REQUEST: Reproduce the material below line for line, without any alteration.

(Data drawn from a collection)
+++++

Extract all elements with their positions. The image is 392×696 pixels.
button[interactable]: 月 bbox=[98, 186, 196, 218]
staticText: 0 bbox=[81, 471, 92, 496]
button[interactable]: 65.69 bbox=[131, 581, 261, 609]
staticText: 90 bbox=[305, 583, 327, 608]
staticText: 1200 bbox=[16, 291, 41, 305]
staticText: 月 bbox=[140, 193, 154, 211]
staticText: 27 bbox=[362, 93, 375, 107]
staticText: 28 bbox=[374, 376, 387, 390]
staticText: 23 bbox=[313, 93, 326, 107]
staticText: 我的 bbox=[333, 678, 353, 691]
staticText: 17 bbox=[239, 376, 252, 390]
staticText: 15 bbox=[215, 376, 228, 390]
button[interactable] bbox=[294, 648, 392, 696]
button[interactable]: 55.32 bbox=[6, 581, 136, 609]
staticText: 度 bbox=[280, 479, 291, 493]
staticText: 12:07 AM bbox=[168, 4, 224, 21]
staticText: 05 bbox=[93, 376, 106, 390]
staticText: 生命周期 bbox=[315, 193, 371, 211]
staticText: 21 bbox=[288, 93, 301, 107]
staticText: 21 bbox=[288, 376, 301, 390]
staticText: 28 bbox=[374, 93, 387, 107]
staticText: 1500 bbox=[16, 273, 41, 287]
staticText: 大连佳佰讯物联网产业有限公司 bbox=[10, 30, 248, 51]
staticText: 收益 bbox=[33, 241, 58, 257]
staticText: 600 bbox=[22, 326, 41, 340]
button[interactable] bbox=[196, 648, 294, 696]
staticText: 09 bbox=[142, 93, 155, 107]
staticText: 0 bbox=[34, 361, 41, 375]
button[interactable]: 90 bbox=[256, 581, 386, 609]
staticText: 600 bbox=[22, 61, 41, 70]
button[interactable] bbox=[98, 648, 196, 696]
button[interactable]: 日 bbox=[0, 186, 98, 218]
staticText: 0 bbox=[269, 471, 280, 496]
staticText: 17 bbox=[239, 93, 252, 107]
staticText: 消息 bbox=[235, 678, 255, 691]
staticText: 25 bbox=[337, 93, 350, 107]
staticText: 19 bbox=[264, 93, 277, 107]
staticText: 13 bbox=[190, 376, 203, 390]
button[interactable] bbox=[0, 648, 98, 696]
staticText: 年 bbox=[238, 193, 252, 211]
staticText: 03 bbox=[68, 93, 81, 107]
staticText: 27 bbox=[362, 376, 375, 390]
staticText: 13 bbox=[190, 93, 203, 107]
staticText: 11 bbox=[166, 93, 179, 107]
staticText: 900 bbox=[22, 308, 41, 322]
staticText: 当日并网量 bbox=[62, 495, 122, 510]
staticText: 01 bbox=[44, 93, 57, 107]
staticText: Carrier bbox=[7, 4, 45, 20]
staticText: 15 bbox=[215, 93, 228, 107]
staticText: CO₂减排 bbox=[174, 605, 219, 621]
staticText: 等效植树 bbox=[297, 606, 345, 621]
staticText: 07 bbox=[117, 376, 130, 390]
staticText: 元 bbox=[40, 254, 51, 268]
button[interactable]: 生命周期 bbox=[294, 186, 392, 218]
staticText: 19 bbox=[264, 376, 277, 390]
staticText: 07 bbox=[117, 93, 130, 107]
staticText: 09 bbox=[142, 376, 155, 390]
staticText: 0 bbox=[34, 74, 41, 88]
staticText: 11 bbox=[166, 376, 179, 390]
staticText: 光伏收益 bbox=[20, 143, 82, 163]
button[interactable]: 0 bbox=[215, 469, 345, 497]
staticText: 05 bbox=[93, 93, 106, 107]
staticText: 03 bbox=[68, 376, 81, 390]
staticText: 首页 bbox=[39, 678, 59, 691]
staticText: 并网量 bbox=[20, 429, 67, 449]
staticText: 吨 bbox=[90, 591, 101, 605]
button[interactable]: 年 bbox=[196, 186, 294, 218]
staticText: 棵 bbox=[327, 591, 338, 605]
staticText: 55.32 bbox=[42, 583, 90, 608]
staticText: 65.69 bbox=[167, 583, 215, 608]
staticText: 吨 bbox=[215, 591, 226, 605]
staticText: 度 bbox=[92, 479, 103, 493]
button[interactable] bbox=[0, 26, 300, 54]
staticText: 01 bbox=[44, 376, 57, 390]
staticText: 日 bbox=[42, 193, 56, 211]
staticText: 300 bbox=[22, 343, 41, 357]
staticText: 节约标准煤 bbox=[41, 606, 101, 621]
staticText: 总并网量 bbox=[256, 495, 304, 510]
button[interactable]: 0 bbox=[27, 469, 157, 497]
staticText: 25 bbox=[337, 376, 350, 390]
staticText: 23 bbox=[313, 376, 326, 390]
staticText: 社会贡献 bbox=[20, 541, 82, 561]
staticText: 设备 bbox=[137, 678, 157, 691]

+++++

WRITTEN ANSWER:
Extract all elements with their positions. The image is 392×696 pixels.
button[interactable]: 月 bbox=[98, 186, 196, 218]
staticText: 0 bbox=[81, 471, 92, 496]
button[interactable]: 65.69 bbox=[131, 581, 261, 609]
staticText: 90 bbox=[305, 583, 327, 608]
staticText: 1200 bbox=[16, 291, 41, 305]
staticText: 月 bbox=[140, 193, 154, 211]
staticText: 27 bbox=[362, 93, 375, 107]
staticText: 28 bbox=[374, 376, 387, 390]
staticText: 23 bbox=[313, 93, 326, 107]
staticText: 我的 bbox=[333, 678, 353, 691]
staticText: 17 bbox=[239, 376, 252, 390]
staticText: 15 bbox=[215, 376, 228, 390]
button[interactable] bbox=[294, 648, 392, 696]
button[interactable]: 55.32 bbox=[6, 581, 136, 609]
staticText: 度 bbox=[280, 479, 291, 493]
staticText: 12:07 AM bbox=[168, 4, 224, 21]
staticText: 05 bbox=[93, 376, 106, 390]
staticText: 生命周期 bbox=[315, 193, 371, 211]
staticText: 21 bbox=[288, 93, 301, 107]
staticText: 21 bbox=[288, 376, 301, 390]
staticText: 28 bbox=[374, 93, 387, 107]
staticText: 1500 bbox=[16, 273, 41, 287]
staticText: 大连佳佰讯物联网产业有限公司 bbox=[10, 30, 248, 51]
staticText: 收益 bbox=[33, 241, 58, 257]
staticText: 600 bbox=[22, 326, 41, 340]
button[interactable] bbox=[196, 648, 294, 696]
staticText: 09 bbox=[142, 93, 155, 107]
staticText: 0 bbox=[34, 361, 41, 375]
button[interactable]: 90 bbox=[256, 581, 386, 609]
staticText: 600 bbox=[22, 61, 41, 70]
button[interactable] bbox=[98, 648, 196, 696]
button[interactable]: 日 bbox=[0, 186, 98, 218]
staticText: 0 bbox=[269, 471, 280, 496]
staticText: 17 bbox=[239, 93, 252, 107]
staticText: 消息 bbox=[235, 678, 255, 691]
staticText: 25 bbox=[337, 93, 350, 107]
staticText: 19 bbox=[264, 93, 277, 107]
staticText: 13 bbox=[190, 376, 203, 390]
button[interactable] bbox=[0, 648, 98, 696]
staticText: 年 bbox=[238, 193, 252, 211]
staticText: 03 bbox=[68, 93, 81, 107]
staticText: 27 bbox=[362, 376, 375, 390]
staticText: 13 bbox=[190, 93, 203, 107]
staticText: 11 bbox=[166, 93, 179, 107]
staticText: 900 bbox=[22, 308, 41, 322]
staticText: 当日并网量 bbox=[62, 495, 122, 510]
staticText: 01 bbox=[44, 93, 57, 107]
staticText: Carrier bbox=[7, 4, 45, 20]
staticText: 15 bbox=[215, 93, 228, 107]
staticText: CO₂减排 bbox=[174, 605, 219, 621]
staticText: 等效植树 bbox=[297, 606, 345, 621]
staticText: 07 bbox=[117, 376, 130, 390]
staticText: 元 bbox=[40, 254, 51, 268]
button[interactable]: 生命周期 bbox=[294, 186, 392, 218]
staticText: 19 bbox=[264, 376, 277, 390]
staticText: 07 bbox=[117, 93, 130, 107]
staticText: 09 bbox=[142, 376, 155, 390]
staticText: 0 bbox=[34, 74, 41, 88]
staticText: 11 bbox=[166, 376, 179, 390]
staticText: 光伏收益 bbox=[20, 143, 82, 163]
button[interactable]: 0 bbox=[215, 469, 345, 497]
staticText: 05 bbox=[93, 93, 106, 107]
staticText: 03 bbox=[68, 376, 81, 390]
staticText: 首页 bbox=[39, 678, 59, 691]
staticText: 并网量 bbox=[20, 429, 67, 449]
staticText: 吨 bbox=[90, 591, 101, 605]
button[interactable]: 年 bbox=[196, 186, 294, 218]
staticText: 棵 bbox=[327, 591, 338, 605]
staticText: 55.32 bbox=[42, 583, 90, 608]
staticText: 65.69 bbox=[167, 583, 215, 608]
staticText: 吨 bbox=[215, 591, 226, 605]
staticText: 度 bbox=[92, 479, 103, 493]
button[interactable] bbox=[0, 26, 300, 54]
staticText: 01 bbox=[44, 376, 57, 390]
staticText: 日 bbox=[42, 193, 56, 211]
staticText: 300 bbox=[22, 343, 41, 357]
staticText: 节约标准煤 bbox=[41, 606, 101, 621]
staticText: 总并网量 bbox=[256, 495, 304, 510]
button[interactable]: 0 bbox=[27, 469, 157, 497]
staticText: 25 bbox=[337, 376, 350, 390]
staticText: 23 bbox=[313, 376, 326, 390]
staticText: 社会贡献 bbox=[20, 541, 82, 561]
staticText: 设备 bbox=[137, 678, 157, 691]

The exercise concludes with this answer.